Problem details
Below is a block of records; repeat each one exactly.

Data shown
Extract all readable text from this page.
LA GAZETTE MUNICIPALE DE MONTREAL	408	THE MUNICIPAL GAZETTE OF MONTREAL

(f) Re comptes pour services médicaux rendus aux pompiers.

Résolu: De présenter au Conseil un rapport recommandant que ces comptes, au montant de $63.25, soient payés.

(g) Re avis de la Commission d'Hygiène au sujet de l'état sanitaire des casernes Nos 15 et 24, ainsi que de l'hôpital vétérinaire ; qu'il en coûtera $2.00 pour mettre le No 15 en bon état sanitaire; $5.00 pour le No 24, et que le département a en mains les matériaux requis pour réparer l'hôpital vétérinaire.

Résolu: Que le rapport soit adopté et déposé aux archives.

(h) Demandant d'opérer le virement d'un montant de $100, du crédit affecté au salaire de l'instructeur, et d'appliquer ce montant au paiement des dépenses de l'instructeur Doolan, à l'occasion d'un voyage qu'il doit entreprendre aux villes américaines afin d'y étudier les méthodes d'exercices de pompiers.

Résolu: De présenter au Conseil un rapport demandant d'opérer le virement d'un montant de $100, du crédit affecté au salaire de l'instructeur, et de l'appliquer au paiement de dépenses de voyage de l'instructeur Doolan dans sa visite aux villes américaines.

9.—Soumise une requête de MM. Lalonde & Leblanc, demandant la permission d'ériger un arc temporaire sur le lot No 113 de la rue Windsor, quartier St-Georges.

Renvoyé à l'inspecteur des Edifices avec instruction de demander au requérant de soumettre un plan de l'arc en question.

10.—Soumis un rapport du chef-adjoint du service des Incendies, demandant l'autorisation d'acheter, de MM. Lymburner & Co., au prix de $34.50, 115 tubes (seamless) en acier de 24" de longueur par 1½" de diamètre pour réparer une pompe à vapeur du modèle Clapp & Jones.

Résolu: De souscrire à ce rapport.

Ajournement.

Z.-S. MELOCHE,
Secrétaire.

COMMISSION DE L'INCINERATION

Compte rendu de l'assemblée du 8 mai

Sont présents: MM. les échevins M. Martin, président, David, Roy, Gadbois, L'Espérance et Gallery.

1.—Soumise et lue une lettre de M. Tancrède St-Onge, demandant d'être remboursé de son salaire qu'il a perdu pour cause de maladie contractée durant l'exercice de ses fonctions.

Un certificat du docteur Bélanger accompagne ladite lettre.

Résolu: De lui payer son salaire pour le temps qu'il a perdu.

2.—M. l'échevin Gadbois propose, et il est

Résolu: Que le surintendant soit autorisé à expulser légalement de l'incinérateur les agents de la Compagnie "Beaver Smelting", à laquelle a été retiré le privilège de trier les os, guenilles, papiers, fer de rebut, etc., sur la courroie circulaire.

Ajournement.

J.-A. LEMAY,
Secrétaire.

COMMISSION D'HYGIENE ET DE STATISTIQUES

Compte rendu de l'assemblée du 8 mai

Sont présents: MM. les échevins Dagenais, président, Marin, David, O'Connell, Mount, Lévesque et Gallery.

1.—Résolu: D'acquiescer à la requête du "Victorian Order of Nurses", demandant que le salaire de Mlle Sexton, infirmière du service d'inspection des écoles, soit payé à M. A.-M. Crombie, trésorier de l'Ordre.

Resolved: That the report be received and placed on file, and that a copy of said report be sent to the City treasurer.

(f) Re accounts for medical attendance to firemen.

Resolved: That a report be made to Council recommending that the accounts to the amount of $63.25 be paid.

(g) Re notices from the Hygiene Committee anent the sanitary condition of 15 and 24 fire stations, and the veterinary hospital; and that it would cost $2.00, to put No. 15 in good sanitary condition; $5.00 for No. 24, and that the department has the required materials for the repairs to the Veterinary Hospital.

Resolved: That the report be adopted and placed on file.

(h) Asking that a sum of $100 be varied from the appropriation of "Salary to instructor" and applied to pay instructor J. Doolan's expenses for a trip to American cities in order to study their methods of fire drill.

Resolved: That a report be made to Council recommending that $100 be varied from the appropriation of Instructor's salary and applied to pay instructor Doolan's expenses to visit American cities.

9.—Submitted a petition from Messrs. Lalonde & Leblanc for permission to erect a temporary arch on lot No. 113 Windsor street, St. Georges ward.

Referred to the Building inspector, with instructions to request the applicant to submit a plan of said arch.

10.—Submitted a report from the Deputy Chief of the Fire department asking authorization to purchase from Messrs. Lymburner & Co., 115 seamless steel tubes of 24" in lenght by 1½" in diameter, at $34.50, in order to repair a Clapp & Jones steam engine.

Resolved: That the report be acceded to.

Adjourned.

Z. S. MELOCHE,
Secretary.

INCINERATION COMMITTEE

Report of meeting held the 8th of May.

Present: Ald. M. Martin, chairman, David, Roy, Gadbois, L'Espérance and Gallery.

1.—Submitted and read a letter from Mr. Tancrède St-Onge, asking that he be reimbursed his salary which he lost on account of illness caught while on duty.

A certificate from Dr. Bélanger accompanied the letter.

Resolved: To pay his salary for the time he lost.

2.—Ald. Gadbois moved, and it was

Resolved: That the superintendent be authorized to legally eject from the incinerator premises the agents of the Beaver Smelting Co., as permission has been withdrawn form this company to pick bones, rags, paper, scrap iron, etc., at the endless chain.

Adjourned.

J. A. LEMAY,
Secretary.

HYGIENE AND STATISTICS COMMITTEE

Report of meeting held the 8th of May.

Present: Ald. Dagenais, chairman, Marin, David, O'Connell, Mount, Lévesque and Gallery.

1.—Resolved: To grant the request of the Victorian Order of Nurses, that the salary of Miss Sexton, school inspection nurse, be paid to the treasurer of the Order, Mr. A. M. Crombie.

Solution to this exercise
Extract all readable text from this page.
LA GAZETTE MUNICIPALE DE MONTREAL	408	THE MUNICIPAL GAZETTE OF MONTREAL

(f) Re comptes pour services médicaux rendus aux pompiers.

Résolu: De présenter au Conseil un rapport recommandant que ces comptes, au montant de $63.25, soient payés.

(g) Re avis de la Commission d'Hygiène au sujet de l'état sanitaire des casernes Nos 15 et 24, ainsi que de l'hôpital vétérinaire ; qu'il en coûtera $2.00 pour mettre le No 15 en bon état sanitaire; $5.00 pour le No 24, et que le département a en mains les matériaux requis pour réparer l'hôpital vétérinaire.

Résolu: Que le rapport soit adopté et déposé aux archives.

(h) Demandant d'opérer le virement d'un montant de $100, du crédit affecté au salaire de l'instructeur, et d'appliquer ce montant au paiement des dépenses de l'instructeur Doolan, à l'occasion d'un voyage qu'il doit entreprendre aux villes américaines afin d'y étudier les méthodes d'exercices de pompiers.

Résolu: De présenter au Conseil un rapport demandant d'opérer le virement d'un montant de $100, du crédit affecté au salaire de l'instructeur, et de l'appliquer au paiement de dépenses de voyage de l'instructeur Doolan dans sa visite aux villes américaines.

9.—Soumise une requête de MM. Lalonde & Leblanc, demandant la permission d'ériger un arc temporaire sur le lot No 113 de la rue Windsor, quartier St-Georges.

Renvoyé à l'inspecteur des Edifices avec instruction de demander au requérant de soumettre un plan de l'arc en question.

10.—Soumis un rapport du chef-adjoint du service des Incendies, demandant l'autorisation d'acheter, de MM. Lymburner & Co., au prix de $34.50, 115 tubes (seamless) en acier de 24" de longueur par 1½" de diamètre pour réparer une pompe à vapeur du modèle Clapp & Jones.

Résolu: De souscrire à ce rapport.

Ajournement.

Z.-S. MELOCHE,
Secrétaire.

COMMISSION DE L'INCINERATION

Compte rendu de l'assemblée du 8 mai

Sont présents: MM. les échevins M. Martin, président, David, Roy, Gadbois, L'Espérance et Gallery.

1.—Soumise et lue une lettre de M. Tancrède St-Onge, demandant d'être remboursé de son salaire qu'il a perdu pour cause de maladie contractée durant l'exercice de ses fonctions.

Un certificat du docteur Bélanger accompagne ladite lettre.

Résolu: De lui payer son salaire pour le temps qu'il a perdu.

2.—M. l'échevin Gadbois propose, et il est

Résolu: Que le surintendant soit autorisé à expulser légalement de l'incinérateur les agents de la Compagnie "Beaver Smelting", à laquelle a été retiré le privilège de trier les os, guenilles, papiers, fer de rebut, etc., sur la courroie circulaire.

Ajournement.

J.-A. LEMAY,
Secrétaire.

COMMISSION D'HYGIENE ET DE STATISTIQUES

Compte rendu de l'assemblée du 8 mai

Sont présents: MM. les échevins Dagenais, président, Marin, David, O'Connell, Mount, Lévesque et Gallery.

1.—Résolu: D'acquiescer à la requête du "Victorian Order of Nurses", demandant que le salaire de Mlle Sexton, infirmière du service d'inspection des écoles, soit payé à M. A.-M. Crombie, trésorier de l'Ordre.

Resolved: That the report be received and placed on file, and that a copy of said report be sent to the City treasurer.

(f) Re accounts for medical attendance to firemen.

Resolved: That a report be made to Council recommending that the accounts to the amount of $63.25 be paid.

(g) Re notices from the Hygiene Committee anent the sanitary condition of 15 and 24 fire stations, and the veterinary hospital; and that it would cost $2.00, to put No. 15 in good sanitary condition; $5.00 for No. 24, and that the department has the required materials for the repairs to the Veterinary Hospital.

Resolved: That the report be adopted and placed on file.

(h) Asking that a sum of $100 be varied from the appropriation of "Salary to instructor" and applied to pay instructor J. Doolan's expenses for a trip to American cities in order to study their methods of fire drill.

Resolved: That a report be made to Council recommending that $100 be varied from the appropriation of Instructor's salary and applied to pay instructor Doolan's expenses to visit American cities.

9.—Submitted a petition from Messrs. Lalonde & Leblanc for permission to erect a temporary arch on lot No. 113 Windsor street, St. Georges ward.

Referred to the Building inspector, with instructions to request the applicant to submit a plan of said arch.

10.—Submitted a report from the Deputy Chief of the Fire department asking authorization to purchase from Messrs. Lymburner & Co., 115 seamless steel tubes of 24" in lenght by 1½" in diameter, at $34.50, in order to repair a Clapp & Jones steam engine.

Resolved: That the report be acceded to.

Adjourned.

Z. S. MELOCHE,
Secretary.

INCINERATION COMMITTEE

Report of meeting held the 8th of May.

Present: Ald. M. Martin, chairman, David, Roy, Gadbois, L'Espérance and Gallery.

1.—Submitted and read a letter from Mr. Tancrède St-Onge, asking that he be reimbursed his salary which he lost on account of illness caught while on duty.

A certificate from Dr. Bélanger accompanied the letter.

Resolved: To pay his salary for the time he lost.

2.—Ald. Gadbois moved, and it was

Resolved: That the superintendent be authorized to legally eject from the incinerator premises the agents of the Beaver Smelting Co., as permission has been withdrawn form this company to pick bones, rags, paper, scrap iron, etc., at the endless chain.

Adjourned.

J. A. LEMAY,
Secretary.

HYGIENE AND STATISTICS COMMITTEE

Report of meeting held the 8th of May.

Present: Ald. Dagenais, chairman, Marin, David, O'Connell, Mount, Lévesque and Gallery.

1.—Resolved: To grant the request of the Victorian Order of Nurses, that the salary of Miss Sexton, school inspection nurse, be paid to the treasurer of the Order, Mr. A. M. Crombie.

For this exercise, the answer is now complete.